"""

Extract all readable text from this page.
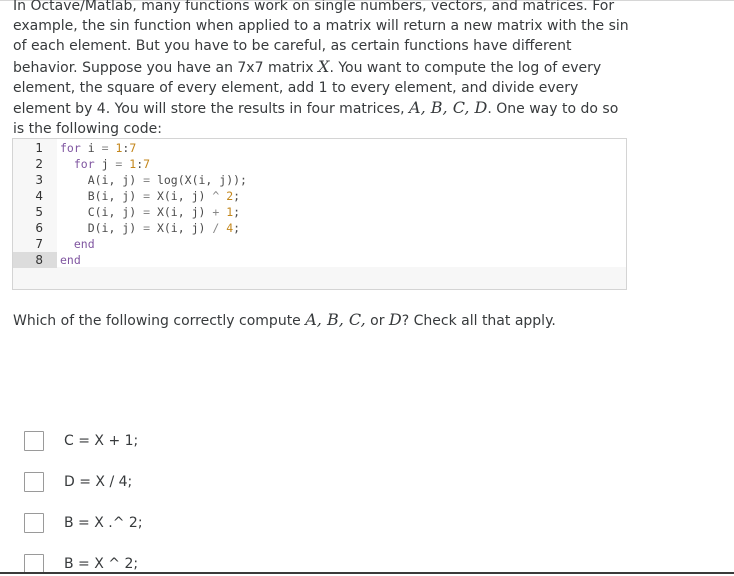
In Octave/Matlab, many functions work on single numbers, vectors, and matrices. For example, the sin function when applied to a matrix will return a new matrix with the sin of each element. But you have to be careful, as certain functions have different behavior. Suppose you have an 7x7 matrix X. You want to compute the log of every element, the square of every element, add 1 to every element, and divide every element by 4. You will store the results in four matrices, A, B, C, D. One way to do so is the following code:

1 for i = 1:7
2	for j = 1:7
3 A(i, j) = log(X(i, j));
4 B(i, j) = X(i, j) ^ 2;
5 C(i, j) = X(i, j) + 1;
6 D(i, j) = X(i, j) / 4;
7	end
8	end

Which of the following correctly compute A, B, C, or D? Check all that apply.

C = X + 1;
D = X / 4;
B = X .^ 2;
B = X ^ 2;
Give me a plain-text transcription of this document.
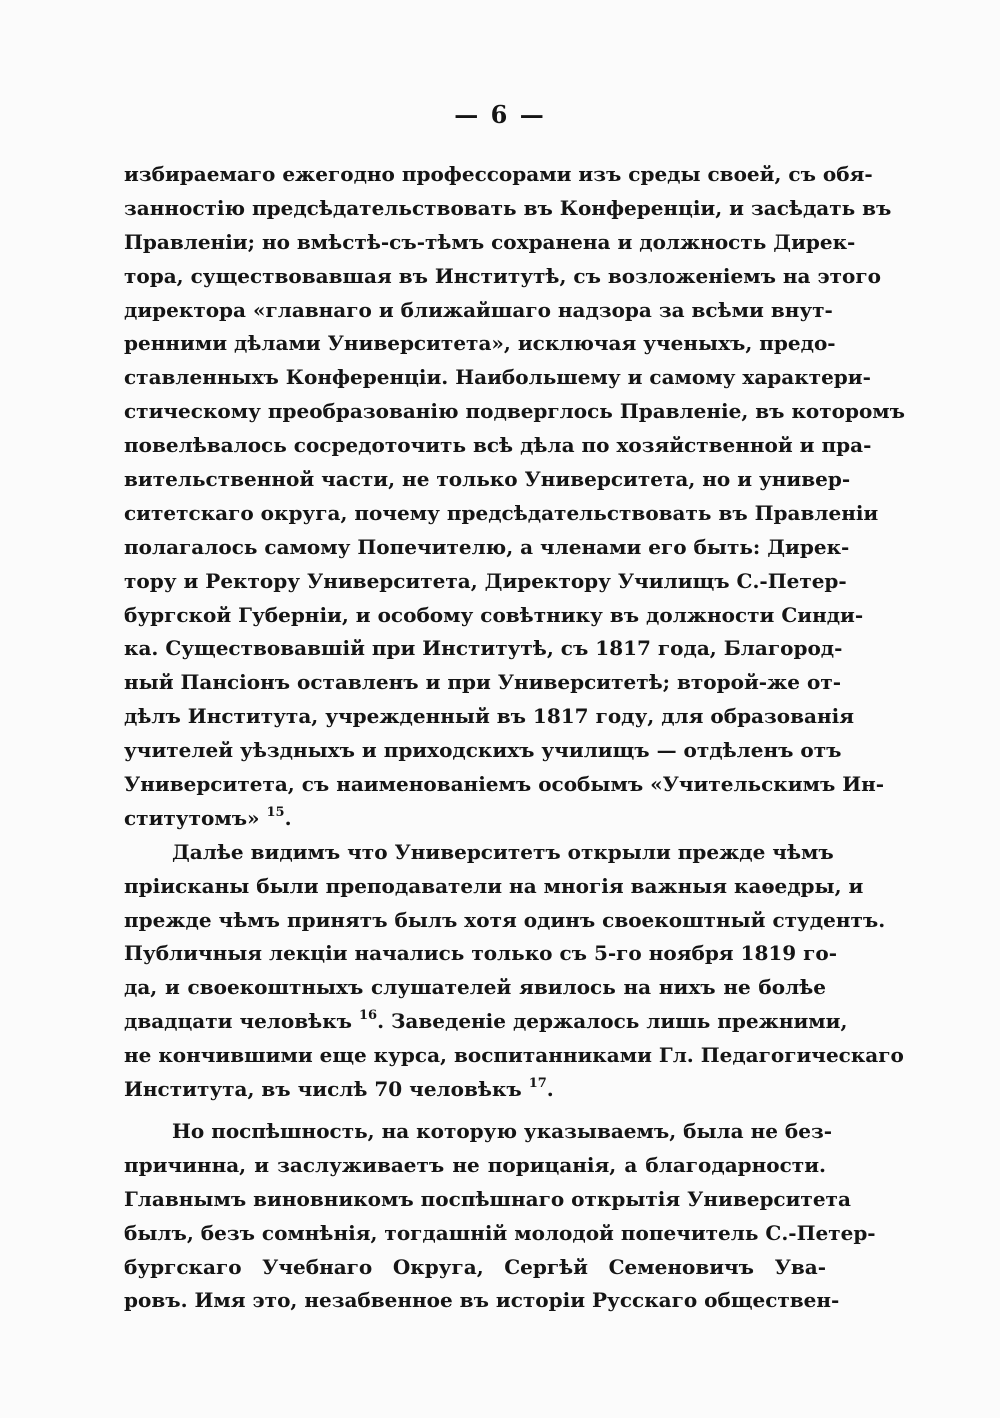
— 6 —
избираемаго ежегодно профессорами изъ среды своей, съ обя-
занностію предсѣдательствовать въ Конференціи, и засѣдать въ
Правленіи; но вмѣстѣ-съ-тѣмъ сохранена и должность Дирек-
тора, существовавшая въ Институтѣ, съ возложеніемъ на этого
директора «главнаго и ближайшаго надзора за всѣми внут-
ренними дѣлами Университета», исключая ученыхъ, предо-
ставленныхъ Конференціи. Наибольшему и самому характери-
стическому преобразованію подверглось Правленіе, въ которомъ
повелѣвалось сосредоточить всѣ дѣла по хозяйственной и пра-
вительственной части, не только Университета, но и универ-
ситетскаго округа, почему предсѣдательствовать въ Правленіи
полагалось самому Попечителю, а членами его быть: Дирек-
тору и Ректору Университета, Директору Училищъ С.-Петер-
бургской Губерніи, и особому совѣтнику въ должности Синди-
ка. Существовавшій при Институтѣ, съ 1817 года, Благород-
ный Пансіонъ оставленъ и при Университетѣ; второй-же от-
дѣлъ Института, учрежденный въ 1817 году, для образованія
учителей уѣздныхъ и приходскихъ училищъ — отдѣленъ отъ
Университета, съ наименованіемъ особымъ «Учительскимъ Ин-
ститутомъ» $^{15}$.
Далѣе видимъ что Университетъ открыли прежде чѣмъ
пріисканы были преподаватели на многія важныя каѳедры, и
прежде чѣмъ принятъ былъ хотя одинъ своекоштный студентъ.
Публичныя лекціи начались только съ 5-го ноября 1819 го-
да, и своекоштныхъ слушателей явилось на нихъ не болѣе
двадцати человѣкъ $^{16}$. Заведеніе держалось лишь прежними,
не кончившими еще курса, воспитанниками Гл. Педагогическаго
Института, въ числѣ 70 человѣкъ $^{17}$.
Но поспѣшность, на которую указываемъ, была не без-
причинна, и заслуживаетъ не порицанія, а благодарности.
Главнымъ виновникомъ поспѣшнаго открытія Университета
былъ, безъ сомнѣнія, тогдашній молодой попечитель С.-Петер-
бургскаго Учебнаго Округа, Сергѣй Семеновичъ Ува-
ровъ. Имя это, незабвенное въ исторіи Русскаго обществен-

"""

Reproduce every record word for word. The copy must contain no pictures.

Extract all readable text from this page.
In Octave/Matlab, many functions work on single numbers, vectors, and matrices. For example, the sin function when applied to a matrix will return a new matrix with the sin of each element. But you have to be careful, as certain functions have different behavior. Suppose you have an 7x7 matrix X. You want to compute the log of every element, the square of every element, add 1 to every element, and divide every element by 4. You will store the results in four matrices, A, B, C, D. One way to do so is the following code:

1 for i = 1:7
2	for j = 1:7
3 A(i, j) = log(X(i, j));
4 B(i, j) = X(i, j) ^ 2;
5 C(i, j) = X(i, j) + 1;
6 D(i, j) = X(i, j) / 4;
7	end
8	end

Which of the following correctly compute A, B, C, or D? Check all that apply.

C = X + 1;
D = X / 4;
B = X .^ 2;
B = X ^ 2;
Give me a plain-text transcription of this document.
— 6 —
избираемаго ежегодно профессорами изъ среды своей, съ обя-
занностію предсѣдательствовать въ Конференціи, и засѣдать въ
Правленіи; но вмѣстѣ-съ-тѣмъ сохранена и должность Дирек-
тора, существовавшая въ Институтѣ, съ возложеніемъ на этого
директора «главнаго и ближайшаго надзора за всѣми внут-
ренними дѣлами Университета», исключая ученыхъ, предо-
ставленныхъ Конференціи. Наибольшему и самому характери-
стическому преобразованію подверглось Правленіе, въ которомъ
повелѣвалось сосредоточить всѣ дѣла по хозяйственной и пра-
вительственной части, не только Университета, но и универ-
ситетскаго округа, почему предсѣдательствовать въ Правленіи
полагалось самому Попечителю, а членами его быть: Дирек-
тору и Ректору Университета, Директору Училищъ С.-Петер-
бургской Губерніи, и особому совѣтнику въ должности Синди-
ка. Существовавшій при Институтѣ, съ 1817 года, Благород-
ный Пансіонъ оставленъ и при Университетѣ; второй-же от-
дѣлъ Института, учрежденный въ 1817 году, для образованія
учителей уѣздныхъ и приходскихъ училищъ — отдѣленъ отъ
Университета, съ наименованіемъ особымъ «Учительскимъ Ин-
ститутомъ» $^{15}$.
Далѣе видимъ что Университетъ открыли прежде чѣмъ
пріисканы были преподаватели на многія важныя каѳедры, и
прежде чѣмъ принятъ былъ хотя одинъ своекоштный студентъ.
Публичныя лекціи начались только съ 5-го ноября 1819 го-
да, и своекоштныхъ слушателей явилось на нихъ не болѣе
двадцати человѣкъ $^{16}$. Заведеніе держалось лишь прежними,
не кончившими еще курса, воспитанниками Гл. Педагогическаго
Института, въ числѣ 70 человѣкъ $^{17}$.
Но поспѣшность, на которую указываемъ, была не без-
причинна, и заслуживаетъ не порицанія, а благодарности.
Главнымъ виновникомъ поспѣшнаго открытія Университета
былъ, безъ сомнѣнія, тогдашній молодой попечитель С.-Петер-
бургскаго Учебнаго Округа, Сергѣй Семеновичъ Ува-
ровъ. Имя это, незабвенное въ исторіи Русскаго обществен-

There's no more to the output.